◆ SET TASK ◆
Report every line in the listing that contains the string "title".

◆ SUPPLIED MATERIAL ◆
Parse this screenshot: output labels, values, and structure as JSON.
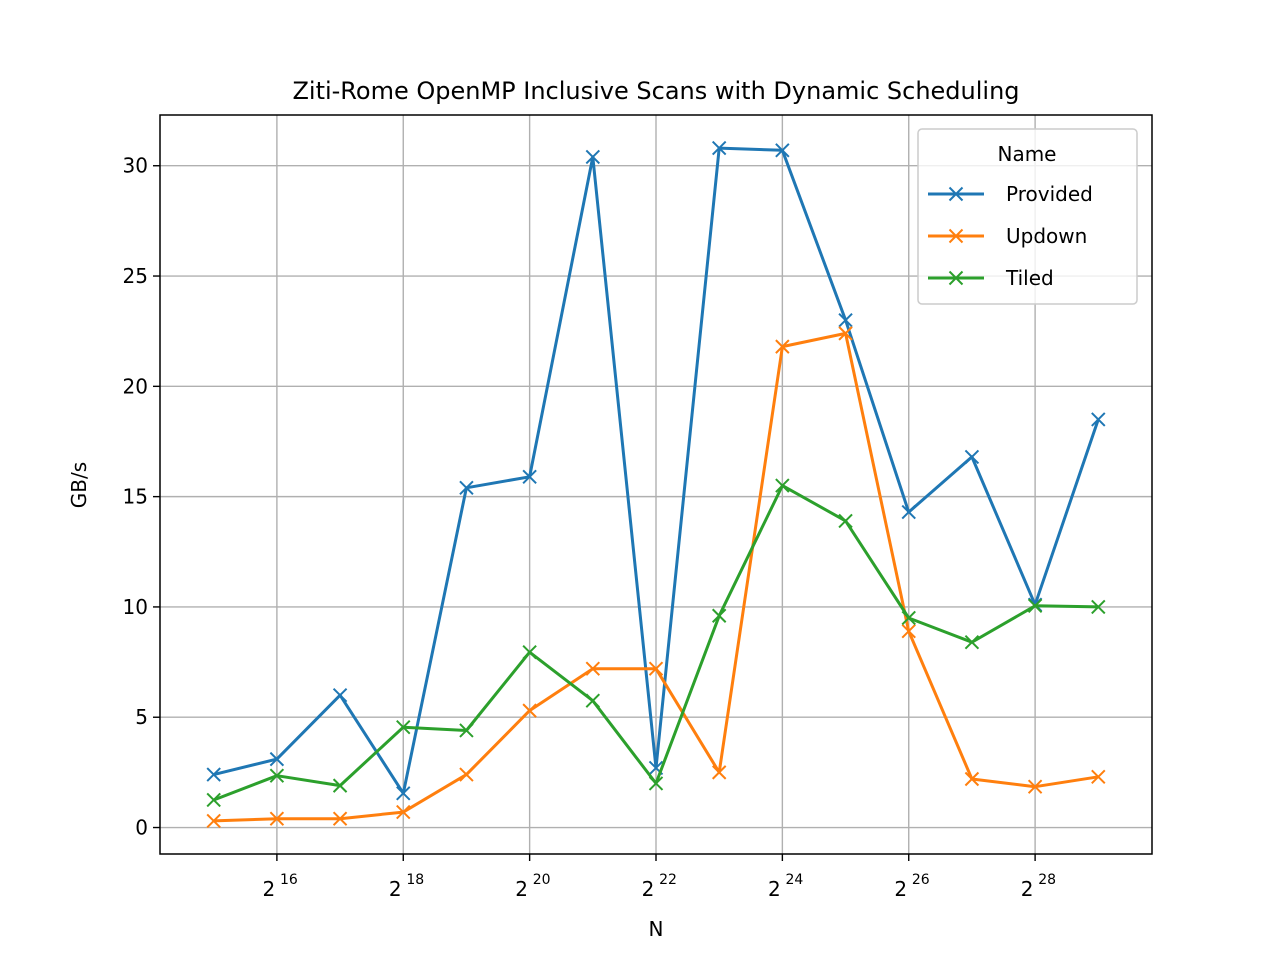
{
  "chart_data": {
    "type": "line",
    "title": "Ziti-Rome OpenMP Inclusive Scans with Dynamic Scheduling",
    "xlabel": "N",
    "ylabel": "GB/s",
    "x_scale": "log2",
    "x_exponents": [
      15,
      16,
      17,
      18,
      19,
      20,
      21,
      22,
      23,
      24,
      25,
      26,
      27,
      28,
      29
    ],
    "x_tick_exponents": [
      "16",
      "18",
      "20",
      "22",
      "24",
      "26",
      "28"
    ],
    "x_tick_base": "2",
    "ylim": [
      -1.2,
      32.3
    ],
    "y_ticks": [
      "0",
      "5",
      "10",
      "15",
      "20",
      "25",
      "30"
    ],
    "grid": true,
    "marker": "x",
    "legend": {
      "title": "Name",
      "placement": "top-right"
    },
    "series": [
      {
        "name": "Provided",
        "color": "#1f77b4",
        "values": [
          2.4,
          3.1,
          6.0,
          1.55,
          15.4,
          15.9,
          30.4,
          2.7,
          30.8,
          30.7,
          23.0,
          14.3,
          16.8,
          10.1,
          18.5
        ]
      },
      {
        "name": "Updown",
        "color": "#ff7f0e",
        "values": [
          0.3,
          0.4,
          0.4,
          0.7,
          2.4,
          5.3,
          7.2,
          7.2,
          2.5,
          21.8,
          22.4,
          8.9,
          2.2,
          1.85,
          2.3
        ]
      },
      {
        "name": "Tiled",
        "color": "#2ca02c",
        "values": [
          1.25,
          2.35,
          1.9,
          4.55,
          4.4,
          7.95,
          5.75,
          2.0,
          9.6,
          15.5,
          13.9,
          9.5,
          8.4,
          10.05,
          10.0
        ]
      }
    ]
  }
}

◆ SOLVED PROBLEM ◆
    "title": "Ziti-Rome OpenMP Inclusive Scans with Dynamic Scheduling",
      "title": "Name",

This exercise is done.